» Task requirements
Restate the whole listing exactly.

» Entries supplied
□ □ □ □

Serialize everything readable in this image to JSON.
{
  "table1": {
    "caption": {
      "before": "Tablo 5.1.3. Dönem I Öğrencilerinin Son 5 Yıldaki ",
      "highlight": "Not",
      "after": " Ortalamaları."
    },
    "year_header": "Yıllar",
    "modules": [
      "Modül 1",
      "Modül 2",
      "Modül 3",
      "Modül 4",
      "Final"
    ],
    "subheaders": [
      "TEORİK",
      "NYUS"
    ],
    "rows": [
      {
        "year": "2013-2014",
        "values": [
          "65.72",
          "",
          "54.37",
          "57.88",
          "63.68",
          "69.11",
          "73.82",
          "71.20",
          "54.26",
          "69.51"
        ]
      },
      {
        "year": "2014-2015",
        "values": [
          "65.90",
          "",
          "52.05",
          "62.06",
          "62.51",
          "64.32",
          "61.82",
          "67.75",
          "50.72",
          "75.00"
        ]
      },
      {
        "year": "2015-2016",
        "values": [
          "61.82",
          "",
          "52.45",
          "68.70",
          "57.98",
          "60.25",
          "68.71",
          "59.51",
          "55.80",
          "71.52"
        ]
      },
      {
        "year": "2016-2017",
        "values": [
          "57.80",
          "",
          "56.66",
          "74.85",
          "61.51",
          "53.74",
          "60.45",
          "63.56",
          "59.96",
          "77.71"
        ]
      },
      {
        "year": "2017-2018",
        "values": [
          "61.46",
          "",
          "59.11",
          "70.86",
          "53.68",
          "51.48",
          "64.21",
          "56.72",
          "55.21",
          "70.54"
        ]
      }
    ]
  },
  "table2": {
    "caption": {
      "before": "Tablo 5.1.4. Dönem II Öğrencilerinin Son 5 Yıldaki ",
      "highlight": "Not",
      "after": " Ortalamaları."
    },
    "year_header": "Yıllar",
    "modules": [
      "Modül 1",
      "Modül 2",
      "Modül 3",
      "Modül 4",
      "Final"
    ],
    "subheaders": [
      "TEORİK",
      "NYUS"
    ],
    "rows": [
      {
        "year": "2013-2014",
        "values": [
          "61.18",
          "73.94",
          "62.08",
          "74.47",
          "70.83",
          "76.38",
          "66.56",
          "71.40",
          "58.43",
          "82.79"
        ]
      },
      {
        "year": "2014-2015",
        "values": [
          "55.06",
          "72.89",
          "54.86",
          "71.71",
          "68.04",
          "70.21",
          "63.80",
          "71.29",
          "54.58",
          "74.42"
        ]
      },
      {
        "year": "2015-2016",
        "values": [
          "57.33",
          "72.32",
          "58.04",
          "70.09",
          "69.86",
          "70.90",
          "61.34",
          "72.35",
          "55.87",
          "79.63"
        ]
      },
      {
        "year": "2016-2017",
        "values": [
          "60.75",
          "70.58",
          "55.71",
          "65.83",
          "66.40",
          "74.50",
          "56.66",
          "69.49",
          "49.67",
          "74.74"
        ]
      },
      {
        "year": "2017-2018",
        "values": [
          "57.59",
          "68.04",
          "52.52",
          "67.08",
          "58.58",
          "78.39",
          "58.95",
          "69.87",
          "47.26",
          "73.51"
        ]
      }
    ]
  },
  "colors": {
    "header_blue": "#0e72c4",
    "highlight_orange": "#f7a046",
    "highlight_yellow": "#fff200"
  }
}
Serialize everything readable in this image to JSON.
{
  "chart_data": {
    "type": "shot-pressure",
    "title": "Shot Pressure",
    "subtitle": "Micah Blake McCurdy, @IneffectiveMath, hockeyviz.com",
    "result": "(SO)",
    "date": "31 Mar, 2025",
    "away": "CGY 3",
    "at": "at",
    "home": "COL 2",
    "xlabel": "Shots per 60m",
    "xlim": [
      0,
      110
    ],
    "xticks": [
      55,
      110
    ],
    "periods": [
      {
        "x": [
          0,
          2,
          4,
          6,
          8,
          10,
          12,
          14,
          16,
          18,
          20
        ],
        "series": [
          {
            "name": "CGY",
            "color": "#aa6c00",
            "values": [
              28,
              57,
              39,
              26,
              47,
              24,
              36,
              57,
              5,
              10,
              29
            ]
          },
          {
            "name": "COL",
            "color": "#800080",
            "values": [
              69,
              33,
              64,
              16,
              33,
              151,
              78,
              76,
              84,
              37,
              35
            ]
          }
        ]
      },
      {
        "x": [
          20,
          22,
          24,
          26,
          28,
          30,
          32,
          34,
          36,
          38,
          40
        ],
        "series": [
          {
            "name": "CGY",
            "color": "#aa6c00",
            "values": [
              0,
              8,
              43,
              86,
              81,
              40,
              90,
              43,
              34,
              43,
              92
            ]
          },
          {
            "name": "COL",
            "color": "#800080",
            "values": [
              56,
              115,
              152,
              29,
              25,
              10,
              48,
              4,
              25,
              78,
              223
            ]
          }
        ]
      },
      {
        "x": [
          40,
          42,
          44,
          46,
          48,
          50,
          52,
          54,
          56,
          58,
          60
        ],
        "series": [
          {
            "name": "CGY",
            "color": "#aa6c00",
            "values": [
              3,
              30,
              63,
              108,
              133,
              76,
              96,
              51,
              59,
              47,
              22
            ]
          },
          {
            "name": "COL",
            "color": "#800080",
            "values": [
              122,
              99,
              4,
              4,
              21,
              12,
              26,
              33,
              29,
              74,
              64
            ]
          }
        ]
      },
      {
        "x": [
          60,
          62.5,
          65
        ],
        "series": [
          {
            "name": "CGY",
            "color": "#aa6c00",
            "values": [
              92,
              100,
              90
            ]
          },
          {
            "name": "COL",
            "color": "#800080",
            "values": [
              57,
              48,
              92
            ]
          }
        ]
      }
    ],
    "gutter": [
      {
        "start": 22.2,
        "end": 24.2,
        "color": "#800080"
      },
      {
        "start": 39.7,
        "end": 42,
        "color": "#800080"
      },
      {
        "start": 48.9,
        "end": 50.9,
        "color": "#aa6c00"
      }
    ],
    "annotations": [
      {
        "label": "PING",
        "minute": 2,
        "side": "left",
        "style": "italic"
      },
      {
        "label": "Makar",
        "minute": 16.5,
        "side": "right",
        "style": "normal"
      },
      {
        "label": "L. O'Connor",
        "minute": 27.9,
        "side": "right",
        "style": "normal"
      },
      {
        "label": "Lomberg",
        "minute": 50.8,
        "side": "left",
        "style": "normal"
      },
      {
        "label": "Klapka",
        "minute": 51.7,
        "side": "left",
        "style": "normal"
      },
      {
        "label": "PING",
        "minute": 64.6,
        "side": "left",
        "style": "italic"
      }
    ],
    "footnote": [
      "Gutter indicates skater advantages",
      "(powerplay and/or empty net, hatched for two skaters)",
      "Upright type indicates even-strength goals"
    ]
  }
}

□ □ □ □

» Task response
Serialize everything readable in this image to JSON.
{
  "table1": {
    "caption": {
      "before": "Tablo 5.1.3. Dönem I Öğrencilerinin Son 5 Yıldaki ",
      "highlight": "Not",
      "after": " Ortalamaları."
    },
    "year_header": "Yıllar",
    "modules": [
      "Modül 1",
      "Modül 2",
      "Modül 3",
      "Modül 4",
      "Final"
    ],
    "subheaders": [
      "TEORİK",
      "NYUS"
    ],
    "rows": [
      {
        "year": "2013-2014",
        "values": [
          "65.72",
          "",
          "54.37",
          "57.88",
          "63.68",
          "69.11",
          "73.82",
          "71.20",
          "54.26",
          "69.51"
        ]
      },
      {
        "year": "2014-2015",
        "values": [
          "65.90",
          "",
          "52.05",
          "62.06",
          "62.51",
          "64.32",
          "61.82",
          "67.75",
          "50.72",
          "75.00"
        ]
      },
      {
        "year": "2015-2016",
        "values": [
          "61.82",
          "",
          "52.45",
          "68.70",
          "57.98",
          "60.25",
          "68.71",
          "59.51",
          "55.80",
          "71.52"
        ]
      },
      {
        "year": "2016-2017",
        "values": [
          "57.80",
          "",
          "56.66",
          "74.85",
          "61.51",
          "53.74",
          "60.45",
          "63.56",
          "59.96",
          "77.71"
        ]
      },
      {
        "year": "2017-2018",
        "values": [
          "61.46",
          "",
          "59.11",
          "70.86",
          "53.68",
          "51.48",
          "64.21",
          "56.72",
          "55.21",
          "70.54"
        ]
      }
    ]
  },
  "table2": {
    "caption": {
      "before": "Tablo 5.1.4. Dönem II Öğrencilerinin Son 5 Yıldaki ",
      "highlight": "Not",
      "after": " Ortalamaları."
    },
    "year_header": "Yıllar",
    "modules": [
      "Modül 1",
      "Modül 2",
      "Modül 3",
      "Modül 4",
      "Final"
    ],
    "subheaders": [
      "TEORİK",
      "NYUS"
    ],
    "rows": [
      {
        "year": "2013-2014",
        "values": [
          "61.18",
          "73.94",
          "62.08",
          "74.47",
          "70.83",
          "76.38",
          "66.56",
          "71.40",
          "58.43",
          "82.79"
        ]
      },
      {
        "year": "2014-2015",
        "values": [
          "55.06",
          "72.89",
          "54.86",
          "71.71",
          "68.04",
          "70.21",
          "63.80",
          "71.29",
          "54.58",
          "74.42"
        ]
      },
      {
        "year": "2015-2016",
        "values": [
          "57.33",
          "72.32",
          "58.04",
          "70.09",
          "69.86",
          "70.90",
          "61.34",
          "72.35",
          "55.87",
          "79.63"
        ]
      },
      {
        "year": "2016-2017",
        "values": [
          "60.75",
          "70.58",
          "55.71",
          "65.83",
          "66.40",
          "74.50",
          "56.66",
          "69.49",
          "49.67",
          "74.74"
        ]
      },
      {
        "year": "2017-2018",
        "values": [
          "57.59",
          "68.04",
          "52.52",
          "67.08",
          "58.58",
          "78.39",
          "58.95",
          "69.87",
          "47.26",
          "73.51"
        ]
      }
    ]
  },
  "colors": {
    "header_blue": "#0e72c4",
    "highlight_orange": "#f7a046",
    "highlight_yellow": "#fff200"
  }
}
Serialize everything readable in this image to JSON.
{
  "chart_data": {
    "type": "shot-pressure",
    "title": "Shot Pressure",
    "subtitle": "Micah Blake McCurdy, @IneffectiveMath, hockeyviz.com",
    "result": "(SO)",
    "date": "31 Mar, 2025",
    "away": "CGY 3",
    "at": "at",
    "home": "COL 2",
    "xlabel": "Shots per 60m",
    "xlim": [
      0,
      110
    ],
    "xticks": [
      55,
      110
    ],
    "periods": [
      {
        "x": [
          0,
          2,
          4,
          6,
          8,
          10,
          12,
          14,
          16,
          18,
          20
        ],
        "series": [
          {
            "name": "CGY",
            "color": "#aa6c00",
            "values": [
              28,
              57,
              39,
              26,
              47,
              24,
              36,
              57,
              5,
              10,
              29
            ]
          },
          {
            "name": "COL",
            "color": "#800080",
            "values": [
              69,
              33,
              64,
              16,
              33,
              151,
              78,
              76,
              84,
              37,
              35
            ]
          }
        ]
      },
      {
        "x": [
          20,
          22,
          24,
          26,
          28,
          30,
          32,
          34,
          36,
          38,
          40
        ],
        "series": [
          {
            "name": "CGY",
            "color": "#aa6c00",
            "values": [
              0,
              8,
              43,
              86,
              81,
              40,
              90,
              43,
              34,
              43,
              92
            ]
          },
          {
            "name": "COL",
            "color": "#800080",
            "values": [
              56,
              115,
              152,
              29,
              25,
              10,
              48,
              4,
              25,
              78,
              223
            ]
          }
        ]
      },
      {
        "x": [
          40,
          42,
          44,
          46,
          48,
          50,
          52,
          54,
          56,
          58,
          60
        ],
        "series": [
          {
            "name": "CGY",
            "color": "#aa6c00",
            "values": [
              3,
              30,
              63,
              108,
              133,
              76,
              96,
              51,
              59,
              47,
              22
            ]
          },
          {
            "name": "COL",
            "color": "#800080",
            "values": [
              122,
              99,
              4,
              4,
              21,
              12,
              26,
              33,
              29,
              74,
              64
            ]
          }
        ]
      },
      {
        "x": [
          60,
          62.5,
          65
        ],
        "series": [
          {
            "name": "CGY",
            "color": "#aa6c00",
            "values": [
              92,
              100,
              90
            ]
          },
          {
            "name": "COL",
            "color": "#800080",
            "values": [
              57,
              48,
              92
            ]
          }
        ]
      }
    ],
    "gutter": [
      {
        "start": 22.2,
        "end": 24.2,
        "color": "#800080"
      },
      {
        "start": 39.7,
        "end": 42,
        "color": "#800080"
      },
      {
        "start": 48.9,
        "end": 50.9,
        "color": "#aa6c00"
      }
    ],
    "annotations": [
      {
        "label": "PING",
        "minute": 2,
        "side": "left",
        "style": "italic"
      },
      {
        "label": "Makar",
        "minute": 16.5,
        "side": "right",
        "style": "normal"
      },
      {
        "label": "L. O'Connor",
        "minute": 27.9,
        "side": "right",
        "style": "normal"
      },
      {
        "label": "Lomberg",
        "minute": 50.8,
        "side": "left",
        "style": "normal"
      },
      {
        "label": "Klapka",
        "minute": 51.7,
        "side": "left",
        "style": "normal"
      },
      {
        "label": "PING",
        "minute": 64.6,
        "side": "left",
        "style": "italic"
      }
    ],
    "footnote": [
      "Gutter indicates skater advantages",
      "(powerplay and/or empty net, hatched for two skaters)",
      "Upright type indicates even-strength goals"
    ]
  }
}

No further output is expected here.